• [INSTRUCTION]
Return each line containing the string "Caribean".

• [EXCERPTED DATA]
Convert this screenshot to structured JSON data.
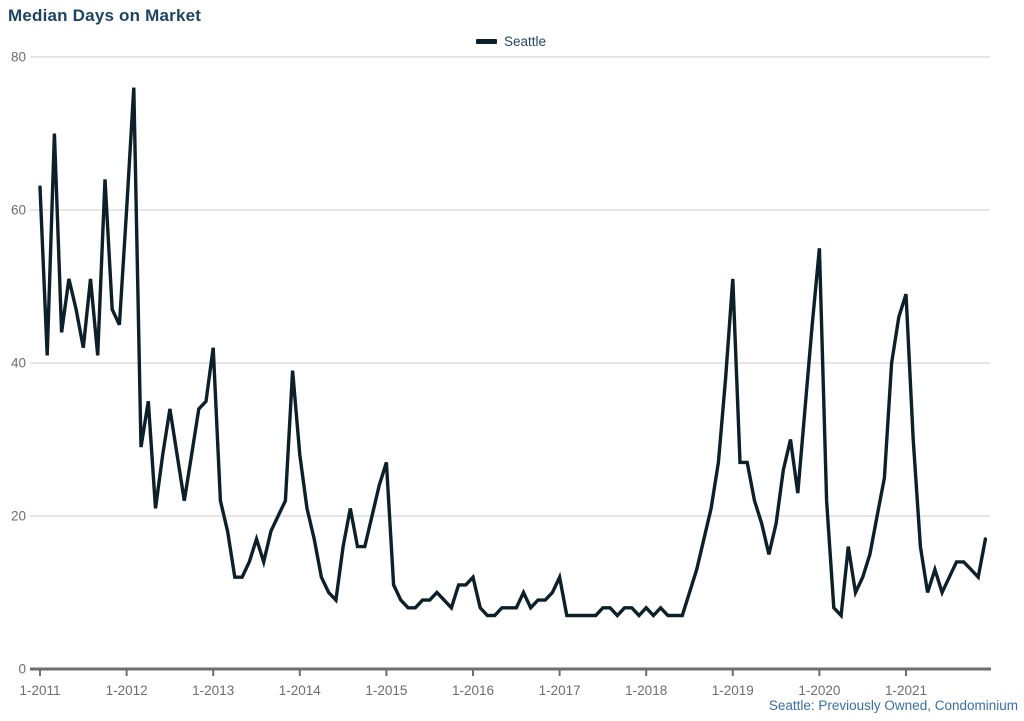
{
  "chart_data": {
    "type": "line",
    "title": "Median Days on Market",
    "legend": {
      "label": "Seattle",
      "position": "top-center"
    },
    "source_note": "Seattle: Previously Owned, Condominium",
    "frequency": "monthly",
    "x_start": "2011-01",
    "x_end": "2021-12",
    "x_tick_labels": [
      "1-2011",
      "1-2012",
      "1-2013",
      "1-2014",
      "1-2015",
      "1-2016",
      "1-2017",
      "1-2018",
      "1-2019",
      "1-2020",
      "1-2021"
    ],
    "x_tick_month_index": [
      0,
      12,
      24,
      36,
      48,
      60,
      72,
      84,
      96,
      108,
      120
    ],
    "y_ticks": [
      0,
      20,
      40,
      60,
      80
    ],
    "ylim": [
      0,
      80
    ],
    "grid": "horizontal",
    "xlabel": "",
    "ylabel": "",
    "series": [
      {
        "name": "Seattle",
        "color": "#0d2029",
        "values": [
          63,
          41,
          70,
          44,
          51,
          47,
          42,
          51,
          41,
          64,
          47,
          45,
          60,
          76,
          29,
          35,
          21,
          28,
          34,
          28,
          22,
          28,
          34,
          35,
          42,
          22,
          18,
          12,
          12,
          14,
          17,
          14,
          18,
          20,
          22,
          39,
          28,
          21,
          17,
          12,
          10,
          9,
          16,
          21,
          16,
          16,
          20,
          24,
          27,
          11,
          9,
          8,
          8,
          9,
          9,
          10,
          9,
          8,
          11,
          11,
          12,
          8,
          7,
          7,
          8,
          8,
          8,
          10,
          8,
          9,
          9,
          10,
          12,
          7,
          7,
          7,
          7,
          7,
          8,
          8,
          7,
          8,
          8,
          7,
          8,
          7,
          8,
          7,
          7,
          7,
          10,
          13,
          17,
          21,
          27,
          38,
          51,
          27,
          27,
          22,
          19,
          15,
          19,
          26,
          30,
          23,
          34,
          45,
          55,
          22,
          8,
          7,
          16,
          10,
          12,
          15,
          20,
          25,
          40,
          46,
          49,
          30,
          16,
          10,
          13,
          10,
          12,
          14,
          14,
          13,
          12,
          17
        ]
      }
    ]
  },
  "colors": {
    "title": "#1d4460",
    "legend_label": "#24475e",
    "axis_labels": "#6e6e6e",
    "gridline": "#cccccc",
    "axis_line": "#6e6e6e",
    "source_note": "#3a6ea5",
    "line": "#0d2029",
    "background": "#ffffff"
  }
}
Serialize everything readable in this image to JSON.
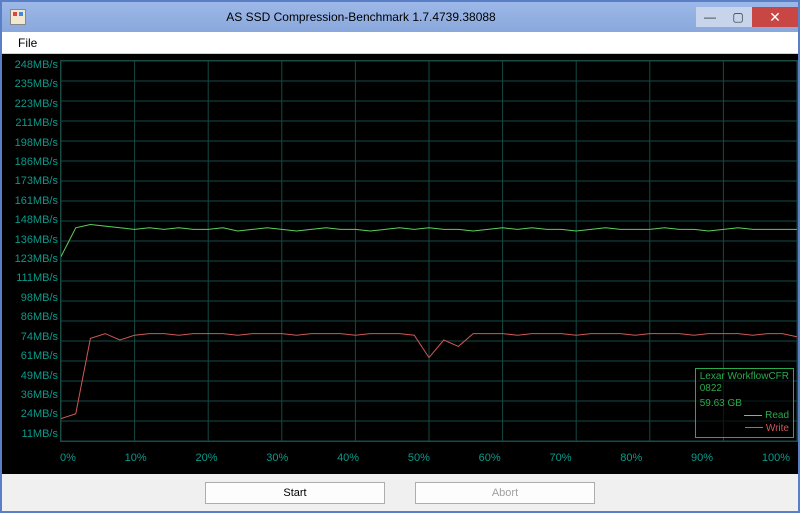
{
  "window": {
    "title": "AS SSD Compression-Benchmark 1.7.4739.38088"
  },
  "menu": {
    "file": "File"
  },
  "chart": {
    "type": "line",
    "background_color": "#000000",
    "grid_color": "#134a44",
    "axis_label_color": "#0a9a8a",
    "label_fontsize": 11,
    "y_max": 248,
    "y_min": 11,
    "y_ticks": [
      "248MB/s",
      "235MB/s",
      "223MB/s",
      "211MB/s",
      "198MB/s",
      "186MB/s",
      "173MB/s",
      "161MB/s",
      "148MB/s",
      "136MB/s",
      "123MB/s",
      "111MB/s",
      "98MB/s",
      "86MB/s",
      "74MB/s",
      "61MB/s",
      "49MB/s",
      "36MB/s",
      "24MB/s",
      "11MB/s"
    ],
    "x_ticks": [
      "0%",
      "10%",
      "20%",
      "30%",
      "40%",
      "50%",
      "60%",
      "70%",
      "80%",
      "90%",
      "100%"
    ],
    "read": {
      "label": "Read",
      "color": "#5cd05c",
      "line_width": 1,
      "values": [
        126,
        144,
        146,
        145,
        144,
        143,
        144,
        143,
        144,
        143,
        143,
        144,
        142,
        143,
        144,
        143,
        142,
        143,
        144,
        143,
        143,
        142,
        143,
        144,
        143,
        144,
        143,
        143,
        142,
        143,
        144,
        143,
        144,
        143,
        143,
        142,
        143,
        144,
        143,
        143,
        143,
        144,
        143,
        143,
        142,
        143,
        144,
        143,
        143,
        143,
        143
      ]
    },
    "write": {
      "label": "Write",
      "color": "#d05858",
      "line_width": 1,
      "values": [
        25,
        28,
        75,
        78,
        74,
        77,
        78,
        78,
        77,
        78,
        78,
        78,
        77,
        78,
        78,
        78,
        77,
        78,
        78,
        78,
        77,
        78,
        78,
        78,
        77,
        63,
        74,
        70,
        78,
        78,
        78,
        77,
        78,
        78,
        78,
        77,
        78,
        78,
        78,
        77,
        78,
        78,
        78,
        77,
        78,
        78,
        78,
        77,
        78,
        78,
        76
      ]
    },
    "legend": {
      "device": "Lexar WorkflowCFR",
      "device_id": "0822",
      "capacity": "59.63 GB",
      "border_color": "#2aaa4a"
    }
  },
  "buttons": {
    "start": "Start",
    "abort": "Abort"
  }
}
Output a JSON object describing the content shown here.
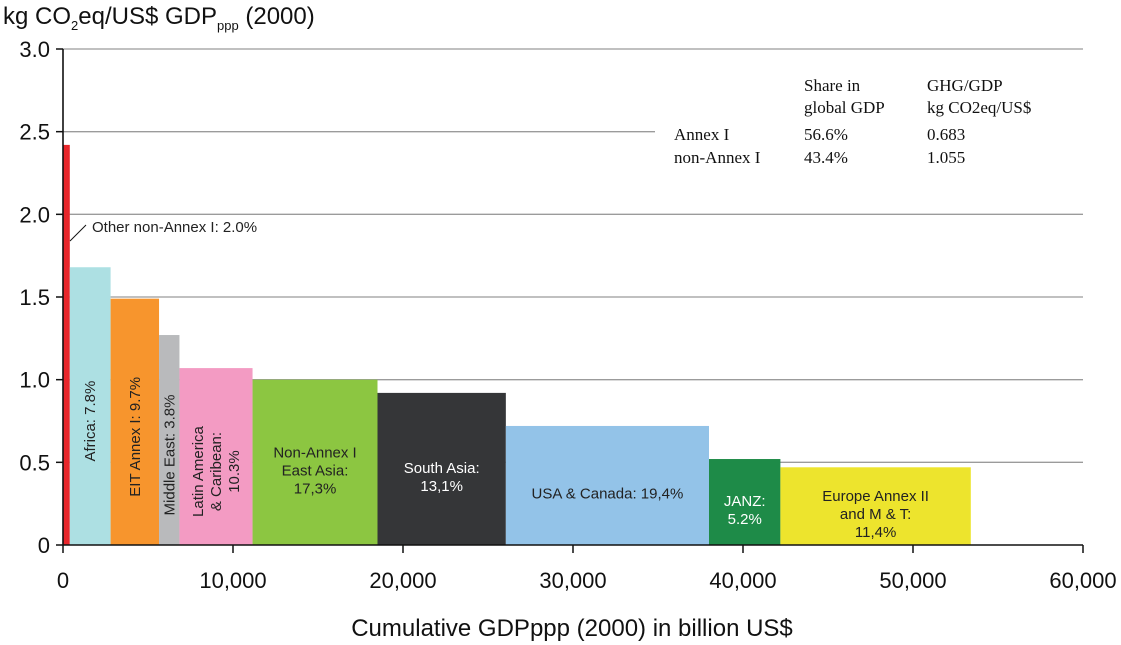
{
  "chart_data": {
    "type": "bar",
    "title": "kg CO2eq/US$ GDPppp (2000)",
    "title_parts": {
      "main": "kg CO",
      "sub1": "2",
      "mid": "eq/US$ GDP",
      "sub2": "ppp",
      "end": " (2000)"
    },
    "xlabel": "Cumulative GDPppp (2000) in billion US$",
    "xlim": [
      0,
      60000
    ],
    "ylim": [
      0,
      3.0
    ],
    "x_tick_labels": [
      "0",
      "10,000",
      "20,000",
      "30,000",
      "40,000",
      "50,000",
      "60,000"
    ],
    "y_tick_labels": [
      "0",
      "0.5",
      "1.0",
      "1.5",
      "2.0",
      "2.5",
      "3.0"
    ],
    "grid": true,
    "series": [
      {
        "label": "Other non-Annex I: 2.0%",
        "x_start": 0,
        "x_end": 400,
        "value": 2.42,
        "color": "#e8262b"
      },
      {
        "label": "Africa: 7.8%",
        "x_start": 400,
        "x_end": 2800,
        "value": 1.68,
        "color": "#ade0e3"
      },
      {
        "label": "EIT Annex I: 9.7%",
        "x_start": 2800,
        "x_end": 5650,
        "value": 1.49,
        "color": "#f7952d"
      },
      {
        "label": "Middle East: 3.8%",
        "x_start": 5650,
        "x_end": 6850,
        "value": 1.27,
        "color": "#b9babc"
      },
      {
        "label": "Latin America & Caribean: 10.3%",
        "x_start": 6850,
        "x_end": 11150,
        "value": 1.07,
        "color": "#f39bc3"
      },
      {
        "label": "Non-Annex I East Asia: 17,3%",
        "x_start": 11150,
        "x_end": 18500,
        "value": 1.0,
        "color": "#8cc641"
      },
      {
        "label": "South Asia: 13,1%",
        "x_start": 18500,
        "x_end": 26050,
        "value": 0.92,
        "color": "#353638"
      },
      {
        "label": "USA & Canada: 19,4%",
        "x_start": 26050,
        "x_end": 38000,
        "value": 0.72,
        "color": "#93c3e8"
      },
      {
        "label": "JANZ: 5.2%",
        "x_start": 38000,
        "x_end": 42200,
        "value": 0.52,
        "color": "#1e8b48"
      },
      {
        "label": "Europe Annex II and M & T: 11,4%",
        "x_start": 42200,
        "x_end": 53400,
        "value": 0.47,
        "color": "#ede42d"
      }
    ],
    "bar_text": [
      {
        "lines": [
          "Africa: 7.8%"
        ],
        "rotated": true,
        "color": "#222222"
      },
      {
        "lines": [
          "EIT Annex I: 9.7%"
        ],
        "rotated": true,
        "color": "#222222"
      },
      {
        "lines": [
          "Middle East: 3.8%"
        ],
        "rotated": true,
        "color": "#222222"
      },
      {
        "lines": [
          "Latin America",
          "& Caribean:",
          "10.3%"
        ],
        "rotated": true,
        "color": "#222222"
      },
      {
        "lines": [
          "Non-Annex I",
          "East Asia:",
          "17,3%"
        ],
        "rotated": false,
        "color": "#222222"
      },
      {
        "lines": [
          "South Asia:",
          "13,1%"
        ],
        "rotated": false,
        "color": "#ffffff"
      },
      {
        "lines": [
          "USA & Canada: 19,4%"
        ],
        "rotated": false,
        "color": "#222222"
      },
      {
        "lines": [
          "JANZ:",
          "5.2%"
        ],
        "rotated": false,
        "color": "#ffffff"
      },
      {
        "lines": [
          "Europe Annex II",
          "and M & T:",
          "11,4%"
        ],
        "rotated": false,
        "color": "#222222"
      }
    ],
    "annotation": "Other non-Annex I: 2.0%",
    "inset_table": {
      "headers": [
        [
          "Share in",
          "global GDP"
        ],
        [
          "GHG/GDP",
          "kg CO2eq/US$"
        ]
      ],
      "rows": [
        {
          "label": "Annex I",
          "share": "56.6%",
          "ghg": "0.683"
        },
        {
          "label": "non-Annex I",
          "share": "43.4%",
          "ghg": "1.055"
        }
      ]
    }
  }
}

• [SOLUTION]
        "label": "Latin America & Caribean: 10.3%",
          "& Caribean:",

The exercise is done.